-- begin Data for the task --
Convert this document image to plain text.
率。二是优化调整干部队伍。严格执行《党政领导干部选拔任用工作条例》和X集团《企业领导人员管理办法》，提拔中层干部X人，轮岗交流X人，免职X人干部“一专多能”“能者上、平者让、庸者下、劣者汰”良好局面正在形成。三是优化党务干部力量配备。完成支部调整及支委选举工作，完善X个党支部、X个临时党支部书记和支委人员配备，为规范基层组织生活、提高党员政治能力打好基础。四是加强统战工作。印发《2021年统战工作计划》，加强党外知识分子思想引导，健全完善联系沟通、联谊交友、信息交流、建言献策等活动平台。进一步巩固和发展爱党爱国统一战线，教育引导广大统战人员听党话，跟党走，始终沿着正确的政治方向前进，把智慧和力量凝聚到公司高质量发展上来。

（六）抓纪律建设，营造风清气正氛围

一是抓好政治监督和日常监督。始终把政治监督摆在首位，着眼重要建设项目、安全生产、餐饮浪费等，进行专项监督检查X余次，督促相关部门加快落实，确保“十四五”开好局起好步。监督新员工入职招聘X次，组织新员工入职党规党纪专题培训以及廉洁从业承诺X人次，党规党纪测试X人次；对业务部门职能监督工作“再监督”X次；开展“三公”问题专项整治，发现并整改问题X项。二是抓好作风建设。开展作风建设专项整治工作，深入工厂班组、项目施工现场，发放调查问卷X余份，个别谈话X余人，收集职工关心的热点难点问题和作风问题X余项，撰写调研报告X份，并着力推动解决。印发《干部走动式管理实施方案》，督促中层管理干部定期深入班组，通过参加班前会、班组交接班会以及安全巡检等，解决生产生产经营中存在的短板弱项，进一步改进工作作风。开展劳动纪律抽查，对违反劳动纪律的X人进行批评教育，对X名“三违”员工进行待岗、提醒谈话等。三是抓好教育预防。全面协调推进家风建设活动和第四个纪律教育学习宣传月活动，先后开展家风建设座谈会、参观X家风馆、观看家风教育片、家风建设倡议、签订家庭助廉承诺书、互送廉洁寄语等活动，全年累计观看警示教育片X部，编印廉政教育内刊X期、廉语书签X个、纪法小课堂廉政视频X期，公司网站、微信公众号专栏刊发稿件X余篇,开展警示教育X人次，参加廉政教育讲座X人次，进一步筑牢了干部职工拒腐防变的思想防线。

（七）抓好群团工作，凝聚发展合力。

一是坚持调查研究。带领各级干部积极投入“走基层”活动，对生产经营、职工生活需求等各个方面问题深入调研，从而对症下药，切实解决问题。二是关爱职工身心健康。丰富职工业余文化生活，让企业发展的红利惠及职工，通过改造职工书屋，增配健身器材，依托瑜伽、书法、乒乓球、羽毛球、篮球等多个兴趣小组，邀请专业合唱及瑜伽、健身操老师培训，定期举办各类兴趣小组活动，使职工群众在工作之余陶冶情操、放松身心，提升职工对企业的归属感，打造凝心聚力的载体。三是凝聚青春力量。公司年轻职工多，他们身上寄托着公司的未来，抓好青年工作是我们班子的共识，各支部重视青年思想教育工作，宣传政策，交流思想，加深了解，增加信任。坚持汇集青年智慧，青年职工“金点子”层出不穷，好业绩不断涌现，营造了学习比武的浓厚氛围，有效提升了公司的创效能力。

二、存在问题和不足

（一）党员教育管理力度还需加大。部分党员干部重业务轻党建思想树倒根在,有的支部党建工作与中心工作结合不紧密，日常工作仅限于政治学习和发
-- end Data for the task --
Given task. Give all the entries again exactly; leave none out.

Output.
Convert this document image to plain text.
率。二是优化调整干部队伍。严格执行《党政领导干部选拔任用工作条例》和X集团《企业领导人员管理办法》，提拔中层干部X人，轮岗交流X人，免职X人干部“一专多能”“能者上、平者让、庸者下、劣者汰”良好局面正在形成。三是优化党务干部力量配备。完成支部调整及支委选举工作，完善X个党支部、X个临时党支部书记和支委人员配备，为规范基层组织生活、提高党员政治能力打好基础。四是加强统战工作。印发《2021年统战工作计划》，加强党外知识分子思想引导，健全完善联系沟通、联谊交友、信息交流、建言献策等活动平台。进一步巩固和发展爱党爱国统一战线，教育引导广大统战人员听党话，跟党走，始终沿着正确的政治方向前进，把智慧和力量凝聚到公司高质量发展上来。

（六）抓纪律建设，营造风清气正氛围

一是抓好政治监督和日常监督。始终把政治监督摆在首位，着眼重要建设项目、安全生产、餐饮浪费等，进行专项监督检查X余次，督促相关部门加快落实，确保“十四五”开好局起好步。监督新员工入职招聘X次，组织新员工入职党规党纪专题培训以及廉洁从业承诺X人次，党规党纪测试X人次；对业务部门职能监督工作“再监督”X次；开展“三公”问题专项整治，发现并整改问题X项。二是抓好作风建设。开展作风建设专项整治工作，深入工厂班组、项目施工现场，发放调查问卷X余份，个别谈话X余人，收集职工关心的热点难点问题和作风问题X余项，撰写调研报告X份，并着力推动解决。印发《干部走动式管理实施方案》，督促中层管理干部定期深入班组，通过参加班前会、班组交接班会以及安全巡检等，解决生产生产经营中存在的短板弱项，进一步改进工作作风。开展劳动纪律抽查，对违反劳动纪律的X人进行批评教育，对X名“三违”员工进行待岗、提醒谈话等。三是抓好教育预防。全面协调推进家风建设活动和第四个纪律教育学习宣传月活动，先后开展家风建设座谈会、参观X家风馆、观看家风教育片、家风建设倡议、签订家庭助廉承诺书、互送廉洁寄语等活动，全年累计观看警示教育片X部，编印廉政教育内刊X期、廉语书签X个、纪法小课堂廉政视频X期，公司网站、微信公众号专栏刊发稿件X余篇,开展警示教育X人次，参加廉政教育讲座X人次，进一步筑牢了干部职工拒腐防变的思想防线。

（七）抓好群团工作，凝聚发展合力。

一是坚持调查研究。带领各级干部积极投入“走基层”活动，对生产经营、职工生活需求等各个方面问题深入调研，从而对症下药，切实解决问题。二是关爱职工身心健康。丰富职工业余文化生活，让企业发展的红利惠及职工，通过改造职工书屋，增配健身器材，依托瑜伽、书法、乒乓球、羽毛球、篮球等多个兴趣小组，邀请专业合唱及瑜伽、健身操老师培训，定期举办各类兴趣小组活动，使职工群众在工作之余陶冶情操、放松身心，提升职工对企业的归属感，打造凝心聚力的载体。三是凝聚青春力量。公司年轻职工多，他们身上寄托着公司的未来，抓好青年工作是我们班子的共识，各支部重视青年思想教育工作，宣传政策，交流思想，加深了解，增加信任。坚持汇集青年智慧，青年职工“金点子”层出不穷，好业绩不断涌现，营造了学习比武的浓厚氛围，有效提升了公司的创效能力。

二、存在问题和不足

（一）党员教育管理力度还需加大。部分党员干部重业务轻党建思想树倒根在,有的支部党建工作与中心工作结合不紧密，日常工作仅限于政治学习和发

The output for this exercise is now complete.